Exercise brief> Copy out the records precisely, omitting pictures.

Data rows>
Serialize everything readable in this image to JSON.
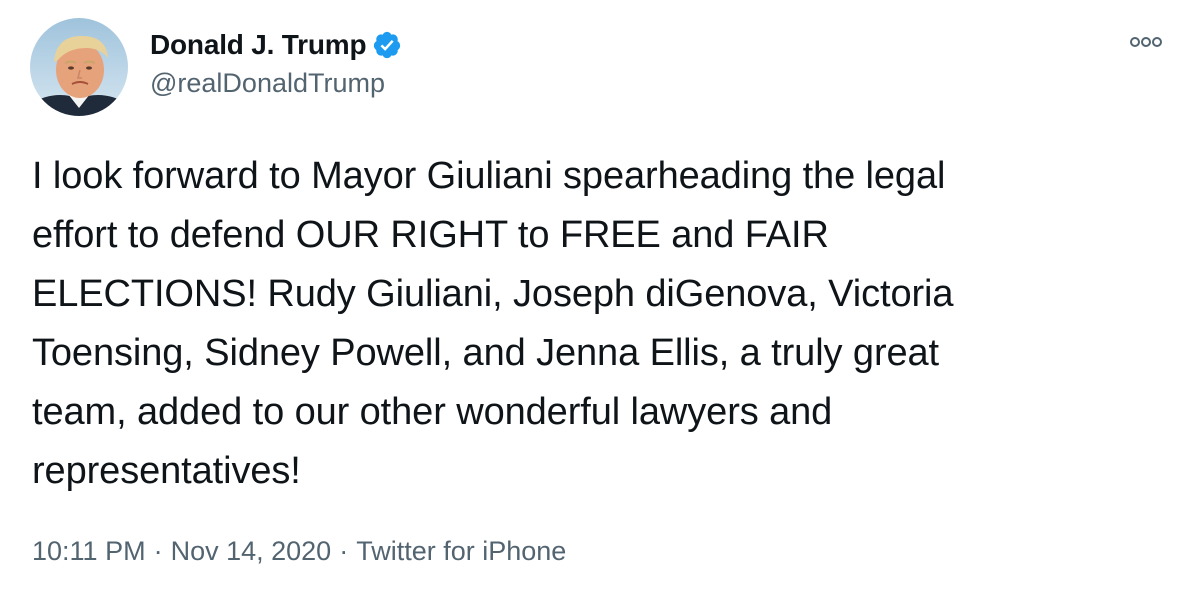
{
  "author": {
    "display_name": "Donald J. Trump",
    "handle": "@realDonaldTrump",
    "verified": true,
    "verified_color": "#1d9bf0"
  },
  "tweet": {
    "text": "I look forward to Mayor Giuliani spearheading the legal\neffort to defend OUR RIGHT to FREE and FAIR\nELECTIONS! Rudy Giuliani, Joseph diGenova, Victoria\nToensing, Sidney Powell, and Jenna Ellis, a truly great\nteam, added to our other wonderful lawyers and\nrepresentatives!",
    "time": "10:11 PM",
    "date": "Nov 14, 2020",
    "source": "Twitter for iPhone",
    "separator": "·"
  },
  "icons": {
    "more": "more-options-icon",
    "verified": "verified-badge-icon"
  },
  "colors": {
    "text_primary": "#0f1419",
    "text_secondary": "#536471",
    "background": "#ffffff"
  }
}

Solution for this problem>
Serialize everything readable in this image to JSON.
{
  "author": {
    "display_name": "Donald J. Trump",
    "handle": "@realDonaldTrump",
    "verified": true,
    "verified_color": "#1d9bf0"
  },
  "tweet": {
    "text": "I look forward to Mayor Giuliani spearheading the legal\neffort to defend OUR RIGHT to FREE and FAIR\nELECTIONS! Rudy Giuliani, Joseph diGenova, Victoria\nToensing, Sidney Powell, and Jenna Ellis, a truly great\nteam, added to our other wonderful lawyers and\nrepresentatives!",
    "time": "10:11 PM",
    "date": "Nov 14, 2020",
    "source": "Twitter for iPhone",
    "separator": "·"
  },
  "icons": {
    "more": "more-options-icon",
    "verified": "verified-badge-icon"
  },
  "colors": {
    "text_primary": "#0f1419",
    "text_secondary": "#536471",
    "background": "#ffffff"
  }
}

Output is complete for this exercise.